Problem details: Pull out every line of the data that contains the string "joint", matching case exactly.

[START Data excerpts]

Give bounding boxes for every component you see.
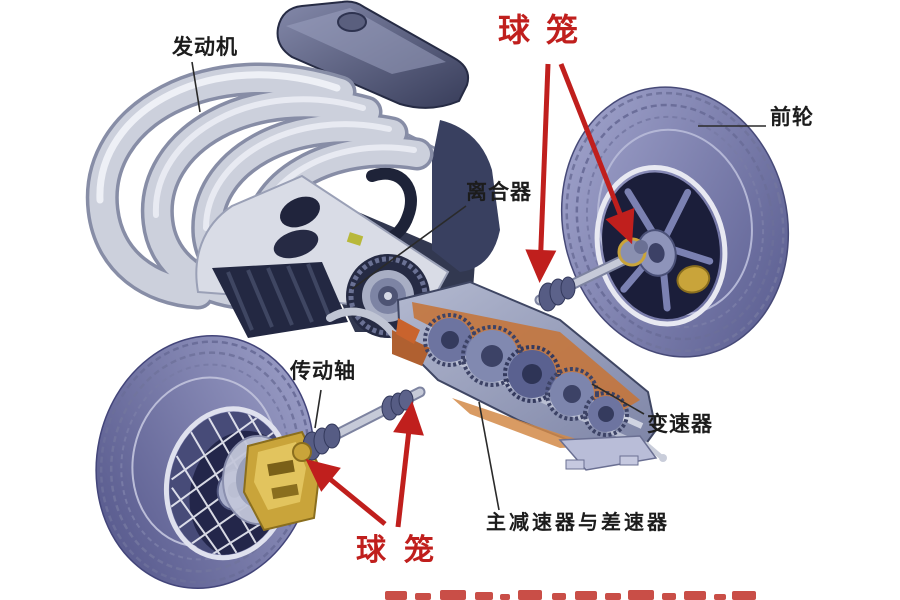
transmission-label: 变速器	[647, 412, 713, 436]
transmission-illustration	[326, 280, 667, 471]
drive-shaft-label: 传动轴	[290, 359, 356, 383]
orange-wedge	[396, 318, 420, 344]
drive-shaft-leader	[314, 389, 322, 429]
engine-label: 发动机	[172, 35, 238, 59]
clipped-red-text-strip	[385, 590, 756, 600]
clutch-label: 离合器	[466, 180, 532, 204]
cv-joint-bottom-label: 球笼	[356, 533, 452, 568]
cv-arrow-bottom-inner	[393, 401, 424, 528]
cv-joint-top-label: 球笼	[498, 11, 595, 49]
leader-lines	[191, 61, 766, 511]
transmission-leader	[591, 383, 645, 415]
cv-joint-arrows	[305, 63, 635, 528]
cv-arrow-top-inner	[525, 63, 557, 283]
oil-pan	[212, 262, 348, 338]
outer-cv-joint-left	[292, 442, 312, 462]
front-wheel-label: 前轮	[770, 105, 814, 129]
yellow-clip	[346, 232, 364, 246]
front-wheel-illustration	[560, 86, 790, 358]
gear-clusters	[423, 313, 629, 437]
engine-accessories	[432, 120, 500, 272]
drive-shaft-illustration	[292, 386, 426, 462]
cv-arrow-top-outer	[558, 63, 635, 245]
final-drive-leader	[478, 401, 500, 511]
engine-leader	[191, 61, 201, 113]
cv-arrow-bottom-outer	[305, 459, 387, 526]
final-drive-differential-label: 主减速器与差速器	[486, 510, 670, 534]
clutch-leader	[351, 205, 467, 290]
engine-illustration	[85, 0, 500, 338]
oil-cap	[337, 12, 367, 32]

[END Data excerpts]

Finished exercise:
cv-joint-bottom-label: 球笼	[356, 533, 452, 568]
cv-joint-top-label: 球笼	[498, 11, 595, 49]
cv-joint-arrows	[305, 63, 635, 528]
outer-cv-joint-left	[292, 442, 312, 462]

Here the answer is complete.